**EXERCISE DESCRIPTION**
Output the data exactly, with every line intact.

╭──

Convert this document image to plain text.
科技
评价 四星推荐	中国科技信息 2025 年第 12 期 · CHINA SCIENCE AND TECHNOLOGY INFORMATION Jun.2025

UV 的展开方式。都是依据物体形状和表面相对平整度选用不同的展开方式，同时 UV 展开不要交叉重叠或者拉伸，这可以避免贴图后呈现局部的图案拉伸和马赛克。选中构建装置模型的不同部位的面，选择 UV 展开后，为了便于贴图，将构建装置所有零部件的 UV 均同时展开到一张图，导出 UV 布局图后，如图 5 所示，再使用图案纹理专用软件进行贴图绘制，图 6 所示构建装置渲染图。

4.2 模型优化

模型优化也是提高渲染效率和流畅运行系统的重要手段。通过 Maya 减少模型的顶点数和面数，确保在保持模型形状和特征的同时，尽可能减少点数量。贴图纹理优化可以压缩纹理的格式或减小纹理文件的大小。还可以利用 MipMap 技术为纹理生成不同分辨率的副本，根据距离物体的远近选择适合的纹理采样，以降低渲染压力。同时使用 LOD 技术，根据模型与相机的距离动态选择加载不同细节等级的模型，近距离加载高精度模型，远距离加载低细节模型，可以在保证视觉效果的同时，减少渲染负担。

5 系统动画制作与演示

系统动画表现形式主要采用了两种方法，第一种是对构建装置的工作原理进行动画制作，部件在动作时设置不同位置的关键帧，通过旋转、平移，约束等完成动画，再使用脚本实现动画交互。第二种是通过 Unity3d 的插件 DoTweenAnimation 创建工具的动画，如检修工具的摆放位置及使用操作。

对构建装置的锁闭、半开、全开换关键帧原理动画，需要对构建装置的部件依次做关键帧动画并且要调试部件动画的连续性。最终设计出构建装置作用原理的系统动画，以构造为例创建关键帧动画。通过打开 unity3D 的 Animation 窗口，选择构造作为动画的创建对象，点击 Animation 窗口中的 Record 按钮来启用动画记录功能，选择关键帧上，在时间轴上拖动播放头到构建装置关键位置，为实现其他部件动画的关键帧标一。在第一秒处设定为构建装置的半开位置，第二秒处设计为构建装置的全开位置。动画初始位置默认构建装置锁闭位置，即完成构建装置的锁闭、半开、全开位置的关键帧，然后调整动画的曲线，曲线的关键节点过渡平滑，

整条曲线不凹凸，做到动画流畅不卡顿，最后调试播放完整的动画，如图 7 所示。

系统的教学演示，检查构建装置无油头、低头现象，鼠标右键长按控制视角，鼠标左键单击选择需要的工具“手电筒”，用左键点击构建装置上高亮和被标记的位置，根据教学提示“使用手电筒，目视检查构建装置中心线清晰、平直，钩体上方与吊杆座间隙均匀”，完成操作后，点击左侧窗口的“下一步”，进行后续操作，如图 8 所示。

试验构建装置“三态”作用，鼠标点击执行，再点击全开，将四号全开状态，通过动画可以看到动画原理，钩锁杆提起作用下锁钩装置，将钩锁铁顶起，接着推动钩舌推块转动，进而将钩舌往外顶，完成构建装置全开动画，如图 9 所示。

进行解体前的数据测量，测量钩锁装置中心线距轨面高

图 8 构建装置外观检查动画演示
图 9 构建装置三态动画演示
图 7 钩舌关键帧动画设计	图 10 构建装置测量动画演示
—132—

╰──

**FINISHED EXERCISE**
Convert this document image to plain text.
科技
评价 四星推荐	中国科技信息 2025 年第 12 期 · CHINA SCIENCE AND TECHNOLOGY INFORMATION Jun.2025

UV 的展开方式。都是依据物体形状和表面相对平整度选用不同的展开方式，同时 UV 展开不要交叉重叠或者拉伸，这可以避免贴图后呈现局部的图案拉伸和马赛克。选中构建装置模型的不同部位的面，选择 UV 展开后，为了便于贴图，将构建装置所有零部件的 UV 均同时展开到一张图，导出 UV 布局图后，如图 5 所示，再使用图案纹理专用软件进行贴图绘制，图 6 所示构建装置渲染图。

4.2 模型优化

模型优化也是提高渲染效率和流畅运行系统的重要手段。通过 Maya 减少模型的顶点数和面数，确保在保持模型形状和特征的同时，尽可能减少点数量。贴图纹理优化可以压缩纹理的格式或减小纹理文件的大小。还可以利用 MipMap 技术为纹理生成不同分辨率的副本，根据距离物体的远近选择适合的纹理采样，以降低渲染压力。同时使用 LOD 技术，根据模型与相机的距离动态选择加载不同细节等级的模型，近距离加载高精度模型，远距离加载低细节模型，可以在保证视觉效果的同时，减少渲染负担。

5 系统动画制作与演示

系统动画表现形式主要采用了两种方法，第一种是对构建装置的工作原理进行动画制作，部件在动作时设置不同位置的关键帧，通过旋转、平移，约束等完成动画，再使用脚本实现动画交互。第二种是通过 Unity3d 的插件 DoTweenAnimation 创建工具的动画，如检修工具的摆放位置及使用操作。

对构建装置的锁闭、半开、全开换关键帧原理动画，需要对构建装置的部件依次做关键帧动画并且要调试部件动画的连续性。最终设计出构建装置作用原理的系统动画，以构造为例创建关键帧动画。通过打开 unity3D 的 Animation 窗口，选择构造作为动画的创建对象，点击 Animation 窗口中的 Record 按钮来启用动画记录功能，选择关键帧上，在时间轴上拖动播放头到构建装置关键位置，为实现其他部件动画的关键帧标一。在第一秒处设定为构建装置的半开位置，第二秒处设计为构建装置的全开位置。动画初始位置默认构建装置锁闭位置，即完成构建装置的锁闭、半开、全开位置的关键帧，然后调整动画的曲线，曲线的关键节点过渡平滑，

整条曲线不凹凸，做到动画流畅不卡顿，最后调试播放完整的动画，如图 7 所示。

系统的教学演示，检查构建装置无油头、低头现象，鼠标右键长按控制视角，鼠标左键单击选择需要的工具“手电筒”，用左键点击构建装置上高亮和被标记的位置，根据教学提示“使用手电筒，目视检查构建装置中心线清晰、平直，钩体上方与吊杆座间隙均匀”，完成操作后，点击左侧窗口的“下一步”，进行后续操作，如图 8 所示。

试验构建装置“三态”作用，鼠标点击执行，再点击全开，将四号全开状态，通过动画可以看到动画原理，钩锁杆提起作用下锁钩装置，将钩锁铁顶起，接着推动钩舌推块转动，进而将钩舌往外顶，完成构建装置全开动画，如图 9 所示。

进行解体前的数据测量，测量钩锁装置中心线距轨面高

图 8 构建装置外观检查动画演示
图 9 构建装置三态动画演示
图 7 钩舌关键帧动画设计	图 10 构建装置测量动画演示
—132—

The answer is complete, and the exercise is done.